Write out every entry exactly as it appears.
====
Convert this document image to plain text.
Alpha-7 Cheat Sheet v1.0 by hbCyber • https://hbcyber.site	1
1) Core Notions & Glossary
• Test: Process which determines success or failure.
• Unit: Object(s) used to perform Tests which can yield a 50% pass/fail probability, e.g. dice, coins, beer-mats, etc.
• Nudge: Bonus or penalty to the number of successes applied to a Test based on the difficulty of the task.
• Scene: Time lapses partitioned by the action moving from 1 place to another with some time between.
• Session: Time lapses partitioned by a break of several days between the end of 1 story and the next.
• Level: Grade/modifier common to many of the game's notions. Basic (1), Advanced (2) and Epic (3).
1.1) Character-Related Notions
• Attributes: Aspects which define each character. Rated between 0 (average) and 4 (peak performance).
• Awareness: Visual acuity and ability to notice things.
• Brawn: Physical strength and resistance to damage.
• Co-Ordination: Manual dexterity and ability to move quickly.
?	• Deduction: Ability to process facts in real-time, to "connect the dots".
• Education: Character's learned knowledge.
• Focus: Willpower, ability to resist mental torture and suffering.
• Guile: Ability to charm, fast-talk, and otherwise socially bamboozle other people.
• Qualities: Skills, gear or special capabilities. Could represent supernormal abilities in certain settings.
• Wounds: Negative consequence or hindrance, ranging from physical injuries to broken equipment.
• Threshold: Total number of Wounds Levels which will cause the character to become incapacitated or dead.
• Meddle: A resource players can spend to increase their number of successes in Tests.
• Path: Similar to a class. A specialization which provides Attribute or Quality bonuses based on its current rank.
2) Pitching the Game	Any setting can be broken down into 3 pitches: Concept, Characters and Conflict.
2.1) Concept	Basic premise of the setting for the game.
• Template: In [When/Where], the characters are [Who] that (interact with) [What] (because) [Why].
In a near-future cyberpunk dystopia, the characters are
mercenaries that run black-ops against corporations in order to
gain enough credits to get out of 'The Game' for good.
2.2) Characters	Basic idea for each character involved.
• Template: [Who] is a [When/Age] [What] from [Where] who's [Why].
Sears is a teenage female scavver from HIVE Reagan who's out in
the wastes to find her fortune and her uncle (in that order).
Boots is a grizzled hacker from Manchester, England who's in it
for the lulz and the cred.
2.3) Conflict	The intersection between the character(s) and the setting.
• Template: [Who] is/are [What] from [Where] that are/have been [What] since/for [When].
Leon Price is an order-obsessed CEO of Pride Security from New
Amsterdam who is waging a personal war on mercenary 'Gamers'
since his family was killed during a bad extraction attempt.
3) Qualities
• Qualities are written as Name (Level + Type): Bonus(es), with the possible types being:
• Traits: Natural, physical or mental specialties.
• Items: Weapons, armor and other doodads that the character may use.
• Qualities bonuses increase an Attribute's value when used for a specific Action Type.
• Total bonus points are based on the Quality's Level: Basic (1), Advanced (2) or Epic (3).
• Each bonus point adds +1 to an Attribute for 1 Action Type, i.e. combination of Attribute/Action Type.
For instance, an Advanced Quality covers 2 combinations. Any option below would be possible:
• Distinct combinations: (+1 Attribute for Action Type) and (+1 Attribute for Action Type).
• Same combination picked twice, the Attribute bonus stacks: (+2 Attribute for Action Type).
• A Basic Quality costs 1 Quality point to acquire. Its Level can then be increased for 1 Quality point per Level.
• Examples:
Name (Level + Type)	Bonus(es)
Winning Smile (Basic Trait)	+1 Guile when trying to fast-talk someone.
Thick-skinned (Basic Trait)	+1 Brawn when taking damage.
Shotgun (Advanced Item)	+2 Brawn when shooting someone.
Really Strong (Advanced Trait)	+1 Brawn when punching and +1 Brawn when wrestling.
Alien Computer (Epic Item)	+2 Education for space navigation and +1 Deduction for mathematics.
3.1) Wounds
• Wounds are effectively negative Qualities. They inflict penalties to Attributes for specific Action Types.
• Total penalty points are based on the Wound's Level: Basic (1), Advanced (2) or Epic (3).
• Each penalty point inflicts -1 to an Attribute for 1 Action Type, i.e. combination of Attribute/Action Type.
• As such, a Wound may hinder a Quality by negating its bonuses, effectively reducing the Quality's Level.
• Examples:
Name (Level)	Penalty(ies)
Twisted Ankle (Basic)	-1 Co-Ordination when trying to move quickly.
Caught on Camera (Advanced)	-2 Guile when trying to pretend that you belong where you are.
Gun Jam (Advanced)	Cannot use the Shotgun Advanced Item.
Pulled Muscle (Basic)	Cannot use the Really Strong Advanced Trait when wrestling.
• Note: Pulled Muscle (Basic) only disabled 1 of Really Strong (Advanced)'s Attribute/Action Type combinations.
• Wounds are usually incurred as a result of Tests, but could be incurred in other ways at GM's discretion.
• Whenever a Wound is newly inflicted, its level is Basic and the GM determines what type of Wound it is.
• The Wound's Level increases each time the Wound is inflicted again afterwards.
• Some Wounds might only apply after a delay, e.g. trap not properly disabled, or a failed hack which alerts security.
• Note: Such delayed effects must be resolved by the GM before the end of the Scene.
====
## FINISHED ANSWER:
Convert this document image to plain text.
Alpha-7 Cheat Sheet v1.0 by hbCyber • https://hbcyber.site	1
1) Core Notions & Glossary
• Test: Process which determines success or failure.
• Unit: Object(s) used to perform Tests which can yield a 50% pass/fail probability, e.g. dice, coins, beer-mats, etc.
• Nudge: Bonus or penalty to the number of successes applied to a Test based on the difficulty of the task.
• Scene: Time lapses partitioned by the action moving from 1 place to another with some time between.
• Session: Time lapses partitioned by a break of several days between the end of 1 story and the next.
• Level: Grade/modifier common to many of the game's notions. Basic (1), Advanced (2) and Epic (3).
1.1) Character-Related Notions
• Attributes: Aspects which define each character. Rated between 0 (average) and 4 (peak performance).
• Awareness: Visual acuity and ability to notice things.
• Brawn: Physical strength and resistance to damage.
• Co-Ordination: Manual dexterity and ability to move quickly.
?	• Deduction: Ability to process facts in real-time, to "connect the dots".
• Education: Character's learned knowledge.
• Focus: Willpower, ability to resist mental torture and suffering.
• Guile: Ability to charm, fast-talk, and otherwise socially bamboozle other people.
• Qualities: Skills, gear or special capabilities. Could represent supernormal abilities in certain settings.
• Wounds: Negative consequence or hindrance, ranging from physical injuries to broken equipment.
• Threshold: Total number of Wounds Levels which will cause the character to become incapacitated or dead.
• Meddle: A resource players can spend to increase their number of successes in Tests.
• Path: Similar to a class. A specialization which provides Attribute or Quality bonuses based on its current rank.
2) Pitching the Game	Any setting can be broken down into 3 pitches: Concept, Characters and Conflict.
2.1) Concept	Basic premise of the setting for the game.
• Template: In [When/Where], the characters are [Who] that (interact with) [What] (because) [Why].
In a near-future cyberpunk dystopia, the characters are
mercenaries that run black-ops against corporations in order to
gain enough credits to get out of 'The Game' for good.
2.2) Characters	Basic idea for each character involved.
• Template: [Who] is a [When/Age] [What] from [Where] who's [Why].
Sears is a teenage female scavver from HIVE Reagan who's out in
the wastes to find her fortune and her uncle (in that order).
Boots is a grizzled hacker from Manchester, England who's in it
for the lulz and the cred.
2.3) Conflict	The intersection between the character(s) and the setting.
• Template: [Who] is/are [What] from [Where] that are/have been [What] since/for [When].
Leon Price is an order-obsessed CEO of Pride Security from New
Amsterdam who is waging a personal war on mercenary 'Gamers'
since his family was killed during a bad extraction attempt.
3) Qualities
• Qualities are written as Name (Level + Type): Bonus(es), with the possible types being:
• Traits: Natural, physical or mental specialties.
• Items: Weapons, armor and other doodads that the character may use.
• Qualities bonuses increase an Attribute's value when used for a specific Action Type.
• Total bonus points are based on the Quality's Level: Basic (1), Advanced (2) or Epic (3).
• Each bonus point adds +1 to an Attribute for 1 Action Type, i.e. combination of Attribute/Action Type.
For instance, an Advanced Quality covers 2 combinations. Any option below would be possible:
• Distinct combinations: (+1 Attribute for Action Type) and (+1 Attribute for Action Type).
• Same combination picked twice, the Attribute bonus stacks: (+2 Attribute for Action Type).
• A Basic Quality costs 1 Quality point to acquire. Its Level can then be increased for 1 Quality point per Level.
• Examples:
Name (Level + Type)	Bonus(es)
Winning Smile (Basic Trait)	+1 Guile when trying to fast-talk someone.
Thick-skinned (Basic Trait)	+1 Brawn when taking damage.
Shotgun (Advanced Item)	+2 Brawn when shooting someone.
Really Strong (Advanced Trait)	+1 Brawn when punching and +1 Brawn when wrestling.
Alien Computer (Epic Item)	+2 Education for space navigation and +1 Deduction for mathematics.
3.1) Wounds
• Wounds are effectively negative Qualities. They inflict penalties to Attributes for specific Action Types.
• Total penalty points are based on the Wound's Level: Basic (1), Advanced (2) or Epic (3).
• Each penalty point inflicts -1 to an Attribute for 1 Action Type, i.e. combination of Attribute/Action Type.
• As such, a Wound may hinder a Quality by negating its bonuses, effectively reducing the Quality's Level.
• Examples:
Name (Level)	Penalty(ies)
Twisted Ankle (Basic)	-1 Co-Ordination when trying to move quickly.
Caught on Camera (Advanced)	-2 Guile when trying to pretend that you belong where you are.
Gun Jam (Advanced)	Cannot use the Shotgun Advanced Item.
Pulled Muscle (Basic)	Cannot use the Really Strong Advanced Trait when wrestling.
• Note: Pulled Muscle (Basic) only disabled 1 of Really Strong (Advanced)'s Attribute/Action Type combinations.
• Wounds are usually incurred as a result of Tests, but could be incurred in other ways at GM's discretion.
• Whenever a Wound is newly inflicted, its level is Basic and the GM determines what type of Wound it is.
• The Wound's Level increases each time the Wound is inflicted again afterwards.
• Some Wounds might only apply after a delay, e.g. trap not properly disabled, or a failed hack which alerts security.
• Note: Such delayed effects must be resolved by the GM before the end of the Scene.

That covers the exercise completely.